>>>
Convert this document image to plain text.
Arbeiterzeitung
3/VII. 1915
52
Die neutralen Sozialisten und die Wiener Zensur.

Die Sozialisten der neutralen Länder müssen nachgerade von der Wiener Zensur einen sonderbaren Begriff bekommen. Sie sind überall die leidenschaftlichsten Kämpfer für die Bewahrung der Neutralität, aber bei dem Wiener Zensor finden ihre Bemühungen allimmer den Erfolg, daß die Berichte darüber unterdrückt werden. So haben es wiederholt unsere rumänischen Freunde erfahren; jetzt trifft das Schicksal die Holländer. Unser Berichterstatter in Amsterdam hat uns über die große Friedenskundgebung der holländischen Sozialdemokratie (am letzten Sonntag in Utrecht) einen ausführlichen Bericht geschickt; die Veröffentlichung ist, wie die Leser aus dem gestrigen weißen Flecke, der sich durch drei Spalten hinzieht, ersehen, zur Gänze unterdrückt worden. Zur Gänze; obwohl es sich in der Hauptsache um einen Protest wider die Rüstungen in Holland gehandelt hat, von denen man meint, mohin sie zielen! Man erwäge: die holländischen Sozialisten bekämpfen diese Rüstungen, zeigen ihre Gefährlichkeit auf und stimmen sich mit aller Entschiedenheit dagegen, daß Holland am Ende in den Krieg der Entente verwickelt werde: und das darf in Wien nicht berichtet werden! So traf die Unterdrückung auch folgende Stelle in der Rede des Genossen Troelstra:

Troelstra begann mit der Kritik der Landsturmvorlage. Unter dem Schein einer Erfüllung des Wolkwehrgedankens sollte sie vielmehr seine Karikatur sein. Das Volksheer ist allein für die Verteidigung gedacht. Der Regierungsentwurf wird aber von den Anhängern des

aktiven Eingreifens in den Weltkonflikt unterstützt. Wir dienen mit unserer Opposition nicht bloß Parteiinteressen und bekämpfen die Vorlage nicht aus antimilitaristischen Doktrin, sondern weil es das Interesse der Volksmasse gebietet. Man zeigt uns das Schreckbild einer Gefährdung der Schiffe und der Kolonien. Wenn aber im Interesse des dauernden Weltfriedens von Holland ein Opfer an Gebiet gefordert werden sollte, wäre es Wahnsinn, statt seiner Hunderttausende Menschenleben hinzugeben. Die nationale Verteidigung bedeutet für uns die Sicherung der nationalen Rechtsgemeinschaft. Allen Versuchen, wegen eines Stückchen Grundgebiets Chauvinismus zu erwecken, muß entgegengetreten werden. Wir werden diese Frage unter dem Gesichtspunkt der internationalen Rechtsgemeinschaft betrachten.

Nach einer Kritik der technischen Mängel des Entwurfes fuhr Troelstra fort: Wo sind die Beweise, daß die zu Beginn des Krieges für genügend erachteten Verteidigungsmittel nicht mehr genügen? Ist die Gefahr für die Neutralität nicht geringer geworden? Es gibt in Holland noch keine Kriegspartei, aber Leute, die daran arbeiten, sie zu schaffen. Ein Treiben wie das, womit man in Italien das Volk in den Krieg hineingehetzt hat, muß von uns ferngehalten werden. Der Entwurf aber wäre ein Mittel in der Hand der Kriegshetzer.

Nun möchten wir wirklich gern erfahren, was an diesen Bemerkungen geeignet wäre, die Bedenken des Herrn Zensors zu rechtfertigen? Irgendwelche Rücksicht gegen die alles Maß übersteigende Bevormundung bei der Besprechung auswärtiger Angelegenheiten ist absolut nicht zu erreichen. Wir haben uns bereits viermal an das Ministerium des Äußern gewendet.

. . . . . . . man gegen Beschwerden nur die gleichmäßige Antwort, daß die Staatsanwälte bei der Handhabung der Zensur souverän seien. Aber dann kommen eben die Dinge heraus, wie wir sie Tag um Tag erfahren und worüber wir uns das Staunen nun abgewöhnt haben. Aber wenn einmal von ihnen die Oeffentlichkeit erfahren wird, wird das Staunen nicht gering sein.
<<<
__Given task__.
Extract all lines as given.

__In response__.
Convert this document image to plain text.
Arbeiterzeitung
3/VII. 1915
52
Die neutralen Sozialisten und die Wiener Zensur.

Die Sozialisten der neutralen Länder müssen nachgerade von der Wiener Zensur einen sonderbaren Begriff bekommen. Sie sind überall die leidenschaftlichsten Kämpfer für die Bewahrung der Neutralität, aber bei dem Wiener Zensor finden ihre Bemühungen allimmer den Erfolg, daß die Berichte darüber unterdrückt werden. So haben es wiederholt unsere rumänischen Freunde erfahren; jetzt trifft das Schicksal die Holländer. Unser Berichterstatter in Amsterdam hat uns über die große Friedenskundgebung der holländischen Sozialdemokratie (am letzten Sonntag in Utrecht) einen ausführlichen Bericht geschickt; die Veröffentlichung ist, wie die Leser aus dem gestrigen weißen Flecke, der sich durch drei Spalten hinzieht, ersehen, zur Gänze unterdrückt worden. Zur Gänze; obwohl es sich in der Hauptsache um einen Protest wider die Rüstungen in Holland gehandelt hat, von denen man meint, mohin sie zielen! Man erwäge: die holländischen Sozialisten bekämpfen diese Rüstungen, zeigen ihre Gefährlichkeit auf und stimmen sich mit aller Entschiedenheit dagegen, daß Holland am Ende in den Krieg der Entente verwickelt werde: und das darf in Wien nicht berichtet werden! So traf die Unterdrückung auch folgende Stelle in der Rede des Genossen Troelstra:

Troelstra begann mit der Kritik der Landsturmvorlage. Unter dem Schein einer Erfüllung des Wolkwehrgedankens sollte sie vielmehr seine Karikatur sein. Das Volksheer ist allein für die Verteidigung gedacht. Der Regierungsentwurf wird aber von den Anhängern des

aktiven Eingreifens in den Weltkonflikt unterstützt. Wir dienen mit unserer Opposition nicht bloß Parteiinteressen und bekämpfen die Vorlage nicht aus antimilitaristischen Doktrin, sondern weil es das Interesse der Volksmasse gebietet. Man zeigt uns das Schreckbild einer Gefährdung der Schiffe und der Kolonien. Wenn aber im Interesse des dauernden Weltfriedens von Holland ein Opfer an Gebiet gefordert werden sollte, wäre es Wahnsinn, statt seiner Hunderttausende Menschenleben hinzugeben. Die nationale Verteidigung bedeutet für uns die Sicherung der nationalen Rechtsgemeinschaft. Allen Versuchen, wegen eines Stückchen Grundgebiets Chauvinismus zu erwecken, muß entgegengetreten werden. Wir werden diese Frage unter dem Gesichtspunkt der internationalen Rechtsgemeinschaft betrachten.

Nach einer Kritik der technischen Mängel des Entwurfes fuhr Troelstra fort: Wo sind die Beweise, daß die zu Beginn des Krieges für genügend erachteten Verteidigungsmittel nicht mehr genügen? Ist die Gefahr für die Neutralität nicht geringer geworden? Es gibt in Holland noch keine Kriegspartei, aber Leute, die daran arbeiten, sie zu schaffen. Ein Treiben wie das, womit man in Italien das Volk in den Krieg hineingehetzt hat, muß von uns ferngehalten werden. Der Entwurf aber wäre ein Mittel in der Hand der Kriegshetzer.

Nun möchten wir wirklich gern erfahren, was an diesen Bemerkungen geeignet wäre, die Bedenken des Herrn Zensors zu rechtfertigen? Irgendwelche Rücksicht gegen die alles Maß übersteigende Bevormundung bei der Besprechung auswärtiger Angelegenheiten ist absolut nicht zu erreichen. Wir haben uns bereits viermal an das Ministerium des Äußern gewendet.

. . . . . . . man gegen Beschwerden nur die gleichmäßige Antwort, daß die Staatsanwälte bei der Handhabung der Zensur souverän seien. Aber dann kommen eben die Dinge heraus, wie wir sie Tag um Tag erfahren und worüber wir uns das Staunen nun abgewöhnt haben. Aber wenn einmal von ihnen die Oeffentlichkeit erfahren wird, wird das Staunen nicht gering sein.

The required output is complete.